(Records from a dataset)
==================================================

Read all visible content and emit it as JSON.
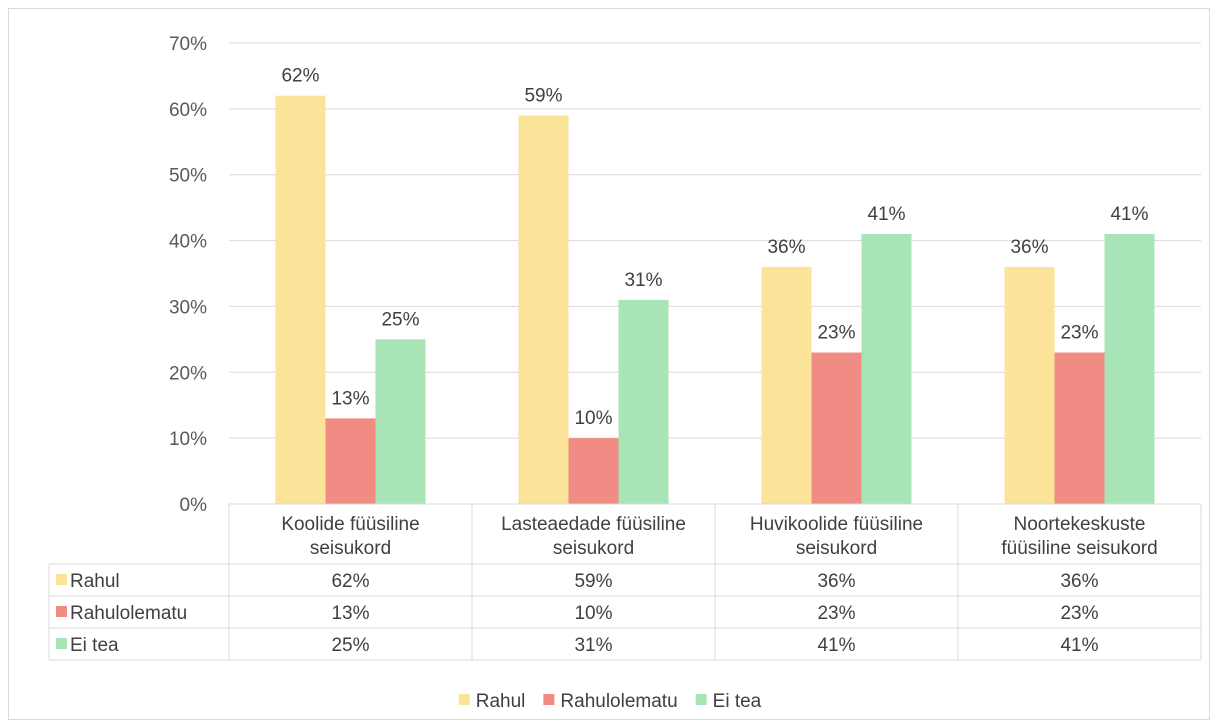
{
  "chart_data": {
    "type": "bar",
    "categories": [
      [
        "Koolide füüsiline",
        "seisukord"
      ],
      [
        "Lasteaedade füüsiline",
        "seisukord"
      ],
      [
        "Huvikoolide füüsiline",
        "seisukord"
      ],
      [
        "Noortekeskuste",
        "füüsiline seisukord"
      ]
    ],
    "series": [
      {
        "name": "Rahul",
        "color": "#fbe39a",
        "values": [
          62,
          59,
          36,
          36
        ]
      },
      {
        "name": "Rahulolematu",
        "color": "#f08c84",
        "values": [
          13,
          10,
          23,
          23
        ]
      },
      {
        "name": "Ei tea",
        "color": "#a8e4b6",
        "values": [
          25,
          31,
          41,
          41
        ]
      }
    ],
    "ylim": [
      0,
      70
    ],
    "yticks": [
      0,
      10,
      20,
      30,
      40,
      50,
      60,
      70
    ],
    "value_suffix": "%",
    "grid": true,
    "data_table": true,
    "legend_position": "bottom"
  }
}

==================================================

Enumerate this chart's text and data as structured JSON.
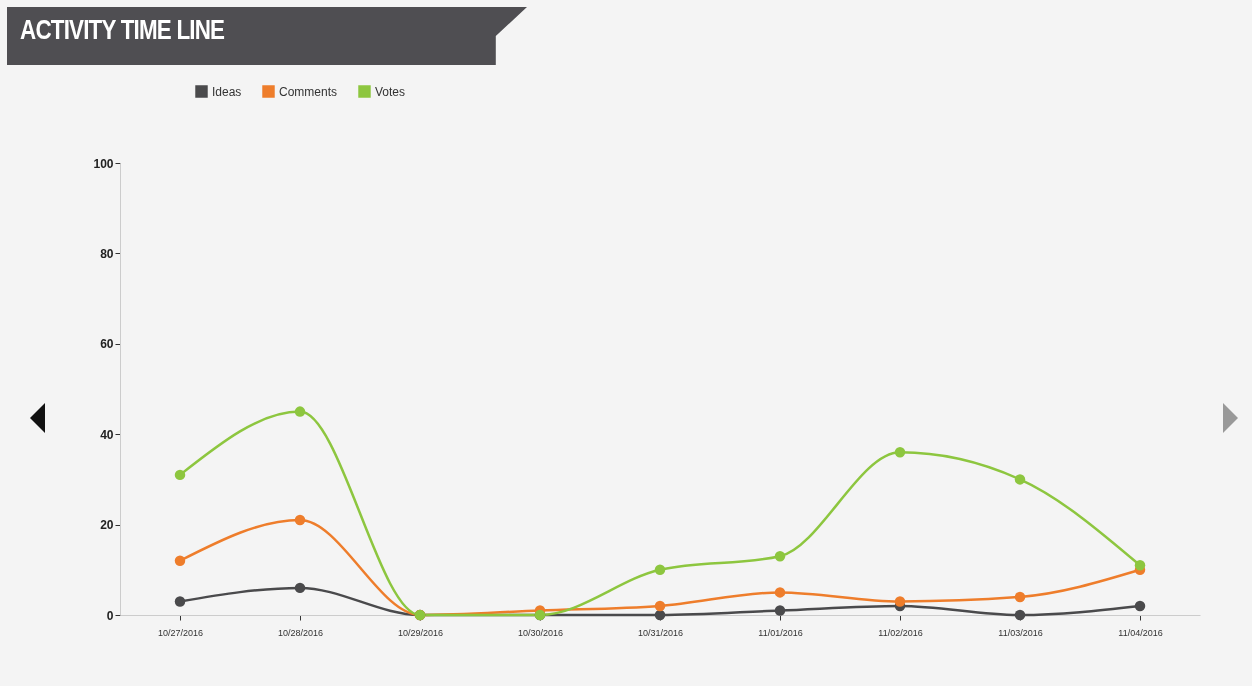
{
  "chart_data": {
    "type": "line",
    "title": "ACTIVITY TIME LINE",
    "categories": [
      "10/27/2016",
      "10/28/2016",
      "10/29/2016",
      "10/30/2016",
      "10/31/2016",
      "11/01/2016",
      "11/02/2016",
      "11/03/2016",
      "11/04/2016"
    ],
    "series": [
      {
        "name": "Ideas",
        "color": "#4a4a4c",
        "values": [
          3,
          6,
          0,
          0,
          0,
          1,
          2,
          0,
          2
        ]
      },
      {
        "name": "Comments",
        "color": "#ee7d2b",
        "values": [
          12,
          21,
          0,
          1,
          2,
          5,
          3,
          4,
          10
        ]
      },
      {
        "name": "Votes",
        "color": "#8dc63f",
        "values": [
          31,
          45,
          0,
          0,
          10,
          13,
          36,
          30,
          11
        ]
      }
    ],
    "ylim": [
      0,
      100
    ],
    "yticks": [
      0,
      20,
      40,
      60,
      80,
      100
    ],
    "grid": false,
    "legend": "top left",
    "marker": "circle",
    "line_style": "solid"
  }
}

==================================================

TASK REQUIREMENTS: In the records above, locate each line with the word "color". Copy all such lines.

EXERCISE RESPONSE:
        "color": "#fbe39a",
        "color": "#f08c84",
        "color": "#a8e4b6",
        "color": "#4a4a4c",
        "color": "#ee7d2b",
        "color": "#8dc63f",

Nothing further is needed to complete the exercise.